## MATERIAL FOR THE TASK
>> Start
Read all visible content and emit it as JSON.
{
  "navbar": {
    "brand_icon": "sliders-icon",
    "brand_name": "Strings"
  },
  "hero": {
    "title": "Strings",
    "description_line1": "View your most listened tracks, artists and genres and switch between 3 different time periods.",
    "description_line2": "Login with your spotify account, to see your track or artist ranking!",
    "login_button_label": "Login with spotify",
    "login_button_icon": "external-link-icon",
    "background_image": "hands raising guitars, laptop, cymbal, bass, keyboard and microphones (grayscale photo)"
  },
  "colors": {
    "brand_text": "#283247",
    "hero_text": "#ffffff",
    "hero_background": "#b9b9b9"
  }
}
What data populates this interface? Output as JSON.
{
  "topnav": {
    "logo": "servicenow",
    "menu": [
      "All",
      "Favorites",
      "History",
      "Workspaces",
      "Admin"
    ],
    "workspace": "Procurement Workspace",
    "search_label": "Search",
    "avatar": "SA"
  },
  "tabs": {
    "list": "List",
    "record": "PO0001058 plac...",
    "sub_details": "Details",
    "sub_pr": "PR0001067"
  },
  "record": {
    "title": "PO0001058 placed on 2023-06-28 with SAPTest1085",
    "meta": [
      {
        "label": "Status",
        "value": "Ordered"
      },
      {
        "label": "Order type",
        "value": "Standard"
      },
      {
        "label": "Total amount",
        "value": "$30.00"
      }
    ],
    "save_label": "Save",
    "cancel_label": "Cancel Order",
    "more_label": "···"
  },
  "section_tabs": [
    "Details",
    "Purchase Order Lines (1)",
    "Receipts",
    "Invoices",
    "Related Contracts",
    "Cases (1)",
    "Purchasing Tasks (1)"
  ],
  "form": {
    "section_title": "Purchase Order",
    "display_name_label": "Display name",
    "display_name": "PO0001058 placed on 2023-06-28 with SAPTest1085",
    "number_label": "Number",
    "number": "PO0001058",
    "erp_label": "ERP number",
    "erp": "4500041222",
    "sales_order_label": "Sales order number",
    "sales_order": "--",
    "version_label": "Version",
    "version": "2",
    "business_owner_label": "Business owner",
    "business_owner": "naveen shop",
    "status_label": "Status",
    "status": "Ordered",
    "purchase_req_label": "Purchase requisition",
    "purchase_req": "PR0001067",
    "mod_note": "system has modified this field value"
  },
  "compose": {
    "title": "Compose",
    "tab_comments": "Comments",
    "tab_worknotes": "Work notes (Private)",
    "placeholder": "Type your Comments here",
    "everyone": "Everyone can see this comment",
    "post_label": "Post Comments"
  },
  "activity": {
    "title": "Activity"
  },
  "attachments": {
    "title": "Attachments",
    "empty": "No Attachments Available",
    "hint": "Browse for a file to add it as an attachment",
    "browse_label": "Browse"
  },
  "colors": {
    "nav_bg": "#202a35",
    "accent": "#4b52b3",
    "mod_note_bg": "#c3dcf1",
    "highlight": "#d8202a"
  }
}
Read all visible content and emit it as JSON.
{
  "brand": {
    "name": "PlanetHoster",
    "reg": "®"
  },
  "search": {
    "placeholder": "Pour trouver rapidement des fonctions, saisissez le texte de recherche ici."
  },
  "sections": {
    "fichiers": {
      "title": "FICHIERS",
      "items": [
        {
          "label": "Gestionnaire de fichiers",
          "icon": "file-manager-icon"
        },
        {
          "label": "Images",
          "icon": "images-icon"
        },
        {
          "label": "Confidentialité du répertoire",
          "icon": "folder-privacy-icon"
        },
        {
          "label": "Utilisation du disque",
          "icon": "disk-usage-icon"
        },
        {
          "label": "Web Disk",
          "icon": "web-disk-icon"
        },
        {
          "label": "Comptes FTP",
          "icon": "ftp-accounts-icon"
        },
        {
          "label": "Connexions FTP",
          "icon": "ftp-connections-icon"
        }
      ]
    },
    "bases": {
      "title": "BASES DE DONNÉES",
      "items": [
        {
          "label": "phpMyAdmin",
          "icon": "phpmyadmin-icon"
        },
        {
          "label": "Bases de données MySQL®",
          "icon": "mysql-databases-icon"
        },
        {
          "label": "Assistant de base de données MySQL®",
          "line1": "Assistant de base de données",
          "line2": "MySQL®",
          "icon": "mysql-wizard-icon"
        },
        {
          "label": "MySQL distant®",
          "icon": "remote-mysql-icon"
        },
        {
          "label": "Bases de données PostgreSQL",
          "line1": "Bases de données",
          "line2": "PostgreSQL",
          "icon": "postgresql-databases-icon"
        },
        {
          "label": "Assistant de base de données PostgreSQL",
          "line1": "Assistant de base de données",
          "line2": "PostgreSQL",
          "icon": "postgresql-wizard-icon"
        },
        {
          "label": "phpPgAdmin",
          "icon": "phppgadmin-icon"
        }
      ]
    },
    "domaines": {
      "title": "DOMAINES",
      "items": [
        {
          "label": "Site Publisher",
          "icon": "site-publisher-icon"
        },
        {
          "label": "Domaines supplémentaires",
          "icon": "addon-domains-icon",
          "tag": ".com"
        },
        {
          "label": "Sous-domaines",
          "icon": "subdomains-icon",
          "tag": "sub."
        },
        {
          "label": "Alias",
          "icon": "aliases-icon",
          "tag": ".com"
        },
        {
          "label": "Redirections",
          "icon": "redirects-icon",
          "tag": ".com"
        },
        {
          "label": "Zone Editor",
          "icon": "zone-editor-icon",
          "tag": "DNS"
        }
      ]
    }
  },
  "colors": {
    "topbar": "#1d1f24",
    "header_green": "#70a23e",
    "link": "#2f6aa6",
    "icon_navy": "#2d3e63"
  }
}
>> End
## SHORT TASK
Quote each line above in full, word for word.

## RESULT OF THIS TASK
Read all visible content and emit it as JSON.
{
  "navbar": {
    "brand_icon": "sliders-icon",
    "brand_name": "Strings"
  },
  "hero": {
    "title": "Strings",
    "description_line1": "View your most listened tracks, artists and genres and switch between 3 different time periods.",
    "description_line2": "Login with your spotify account, to see your track or artist ranking!",
    "login_button_label": "Login with spotify",
    "login_button_icon": "external-link-icon",
    "background_image": "hands raising guitars, laptop, cymbal, bass, keyboard and microphones (grayscale photo)"
  },
  "colors": {
    "brand_text": "#283247",
    "hero_text": "#ffffff",
    "hero_background": "#b9b9b9"
  }
}
What data populates this interface? Output as JSON.
{
  "topnav": {
    "logo": "servicenow",
    "menu": [
      "All",
      "Favorites",
      "History",
      "Workspaces",
      "Admin"
    ],
    "workspace": "Procurement Workspace",
    "search_label": "Search",
    "avatar": "SA"
  },
  "tabs": {
    "list": "List",
    "record": "PO0001058 plac...",
    "sub_details": "Details",
    "sub_pr": "PR0001067"
  },
  "record": {
    "title": "PO0001058 placed on 2023-06-28 with SAPTest1085",
    "meta": [
      {
        "label": "Status",
        "value": "Ordered"
      },
      {
        "label": "Order type",
        "value": "Standard"
      },
      {
        "label": "Total amount",
        "value": "$30.00"
      }
    ],
    "save_label": "Save",
    "cancel_label": "Cancel Order",
    "more_label": "···"
  },
  "section_tabs": [
    "Details",
    "Purchase Order Lines (1)",
    "Receipts",
    "Invoices",
    "Related Contracts",
    "Cases (1)",
    "Purchasing Tasks (1)"
  ],
  "form": {
    "section_title": "Purchase Order",
    "display_name_label": "Display name",
    "display_name": "PO0001058 placed on 2023-06-28 with SAPTest1085",
    "number_label": "Number",
    "number": "PO0001058",
    "erp_label": "ERP number",
    "erp": "4500041222",
    "sales_order_label": "Sales order number",
    "sales_order": "--",
    "version_label": "Version",
    "version": "2",
    "business_owner_label": "Business owner",
    "business_owner": "naveen shop",
    "status_label": "Status",
    "status": "Ordered",
    "purchase_req_label": "Purchase requisition",
    "purchase_req": "PR0001067",
    "mod_note": "system has modified this field value"
  },
  "compose": {
    "title": "Compose",
    "tab_comments": "Comments",
    "tab_worknotes": "Work notes (Private)",
    "placeholder": "Type your Comments here",
    "everyone": "Everyone can see this comment",
    "post_label": "Post Comments"
  },
  "activity": {
    "title": "Activity"
  },
  "attachments": {
    "title": "Attachments",
    "empty": "No Attachments Available",
    "hint": "Browse for a file to add it as an attachment",
    "browse_label": "Browse"
  },
  "colors": {
    "nav_bg": "#202a35",
    "accent": "#4b52b3",
    "mod_note_bg": "#c3dcf1",
    "highlight": "#d8202a"
  }
}
Read all visible content and emit it as JSON.
{
  "brand": {
    "name": "PlanetHoster",
    "reg": "®"
  },
  "search": {
    "placeholder": "Pour trouver rapidement des fonctions, saisissez le texte de recherche ici."
  },
  "sections": {
    "fichiers": {
      "title": "FICHIERS",
      "items": [
        {
          "label": "Gestionnaire de fichiers",
          "icon": "file-manager-icon"
        },
        {
          "label": "Images",
          "icon": "images-icon"
        },
        {
          "label": "Confidentialité du répertoire",
          "icon": "folder-privacy-icon"
        },
        {
          "label": "Utilisation du disque",
          "icon": "disk-usage-icon"
        },
        {
          "label": "Web Disk",
          "icon": "web-disk-icon"
        },
        {
          "label": "Comptes FTP",
          "icon": "ftp-accounts-icon"
        },
        {
          "label": "Connexions FTP",
          "icon": "ftp-connections-icon"
        }
      ]
    },
    "bases": {
      "title": "BASES DE DONNÉES",
      "items": [
        {
          "label": "phpMyAdmin",
          "icon": "phpmyadmin-icon"
        },
        {
          "label": "Bases de données MySQL®",
          "icon": "mysql-databases-icon"
        },
        {
          "label": "Assistant de base de données MySQL®",
          "line1": "Assistant de base de données",
          "line2": "MySQL®",
          "icon": "mysql-wizard-icon"
        },
        {
          "label": "MySQL distant®",
          "icon": "remote-mysql-icon"
        },
        {
          "label": "Bases de données PostgreSQL",
          "line1": "Bases de données",
          "line2": "PostgreSQL",
          "icon": "postgresql-databases-icon"
        },
        {
          "label": "Assistant de base de données PostgreSQL",
          "line1": "Assistant de base de données",
          "line2": "PostgreSQL",
          "icon": "postgresql-wizard-icon"
        },
        {
          "label": "phpPgAdmin",
          "icon": "phppgadmin-icon"
        }
      ]
    },
    "domaines": {
      "title": "DOMAINES",
      "items": [
        {
          "label": "Site Publisher",
          "icon": "site-publisher-icon"
        },
        {
          "label": "Domaines supplémentaires",
          "icon": "addon-domains-icon",
          "tag": ".com"
        },
        {
          "label": "Sous-domaines",
          "icon": "subdomains-icon",
          "tag": "sub."
        },
        {
          "label": "Alias",
          "icon": "aliases-icon",
          "tag": ".com"
        },
        {
          "label": "Redirections",
          "icon": "redirects-icon",
          "tag": ".com"
        },
        {
          "label": "Zone Editor",
          "icon": "zone-editor-icon",
          "tag": "DNS"
        }
      ]
    }
  },
  "colors": {
    "topbar": "#1d1f24",
    "header_green": "#70a23e",
    "link": "#2f6aa6",
    "icon_navy": "#2d3e63"
  }
}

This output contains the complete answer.